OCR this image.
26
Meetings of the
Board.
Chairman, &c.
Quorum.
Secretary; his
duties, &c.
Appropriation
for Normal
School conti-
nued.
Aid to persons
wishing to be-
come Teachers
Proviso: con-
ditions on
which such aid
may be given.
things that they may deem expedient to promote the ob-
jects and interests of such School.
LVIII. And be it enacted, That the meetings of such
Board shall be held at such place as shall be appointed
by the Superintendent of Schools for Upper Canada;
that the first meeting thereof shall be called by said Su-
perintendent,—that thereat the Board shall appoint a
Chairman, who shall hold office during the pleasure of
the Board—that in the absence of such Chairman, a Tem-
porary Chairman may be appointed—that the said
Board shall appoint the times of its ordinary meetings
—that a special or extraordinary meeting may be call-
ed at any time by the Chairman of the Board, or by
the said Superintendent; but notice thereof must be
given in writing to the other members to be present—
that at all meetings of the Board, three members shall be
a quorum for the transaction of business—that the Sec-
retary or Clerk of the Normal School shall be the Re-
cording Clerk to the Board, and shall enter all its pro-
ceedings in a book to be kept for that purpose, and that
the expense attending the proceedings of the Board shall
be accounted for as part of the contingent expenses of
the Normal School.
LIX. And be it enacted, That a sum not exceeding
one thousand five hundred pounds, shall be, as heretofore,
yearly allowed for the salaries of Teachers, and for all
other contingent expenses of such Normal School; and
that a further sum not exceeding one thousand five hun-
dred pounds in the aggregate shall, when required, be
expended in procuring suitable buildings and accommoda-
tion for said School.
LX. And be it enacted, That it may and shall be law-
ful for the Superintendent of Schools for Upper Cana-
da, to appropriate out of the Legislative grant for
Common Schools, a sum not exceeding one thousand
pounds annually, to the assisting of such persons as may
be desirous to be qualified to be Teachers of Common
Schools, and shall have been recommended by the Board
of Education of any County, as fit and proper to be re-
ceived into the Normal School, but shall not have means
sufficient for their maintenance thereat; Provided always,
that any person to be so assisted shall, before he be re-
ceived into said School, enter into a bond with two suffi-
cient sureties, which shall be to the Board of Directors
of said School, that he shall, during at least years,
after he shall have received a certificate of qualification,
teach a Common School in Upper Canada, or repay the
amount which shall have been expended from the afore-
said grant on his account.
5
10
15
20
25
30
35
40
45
········
# EXERCISE DIRECTIONS
Repeat all the records. Match each line exactly.

# FULL ANSWER
OCR this image.
26
Meetings of the
Board.
Chairman, &c.
Quorum.
Secretary; his
duties, &c.
Appropriation
for Normal
School conti-
nued.
Aid to persons
wishing to be-
come Teachers
Proviso: con-
ditions on
which such aid
may be given.
things that they may deem expedient to promote the ob-
jects and interests of such School.
LVIII. And be it enacted, That the meetings of such
Board shall be held at such place as shall be appointed
by the Superintendent of Schools for Upper Canada;
that the first meeting thereof shall be called by said Su-
perintendent,—that thereat the Board shall appoint a
Chairman, who shall hold office during the pleasure of
the Board—that in the absence of such Chairman, a Tem-
porary Chairman may be appointed—that the said
Board shall appoint the times of its ordinary meetings
—that a special or extraordinary meeting may be call-
ed at any time by the Chairman of the Board, or by
the said Superintendent; but notice thereof must be
given in writing to the other members to be present—
that at all meetings of the Board, three members shall be
a quorum for the transaction of business—that the Sec-
retary or Clerk of the Normal School shall be the Re-
cording Clerk to the Board, and shall enter all its pro-
ceedings in a book to be kept for that purpose, and that
the expense attending the proceedings of the Board shall
be accounted for as part of the contingent expenses of
the Normal School.
LIX. And be it enacted, That a sum not exceeding
one thousand five hundred pounds, shall be, as heretofore,
yearly allowed for the salaries of Teachers, and for all
other contingent expenses of such Normal School; and
that a further sum not exceeding one thousand five hun-
dred pounds in the aggregate shall, when required, be
expended in procuring suitable buildings and accommoda-
tion for said School.
LX. And be it enacted, That it may and shall be law-
ful for the Superintendent of Schools for Upper Cana-
da, to appropriate out of the Legislative grant for
Common Schools, a sum not exceeding one thousand
pounds annually, to the assisting of such persons as may
be desirous to be qualified to be Teachers of Common
Schools, and shall have been recommended by the Board
of Education of any County, as fit and proper to be re-
ceived into the Normal School, but shall not have means
sufficient for their maintenance thereat; Provided always,
that any person to be so assisted shall, before he be re-
ceived into said School, enter into a bond with two suffi-
cient sureties, which shall be to the Board of Directors
of said School, that he shall, during at least years,
after he shall have received a certificate of qualification,
teach a Common School in Upper Canada, or repay the
amount which shall have been expended from the afore-
said grant on his account.
5
10
15
20
25
30
35
40
45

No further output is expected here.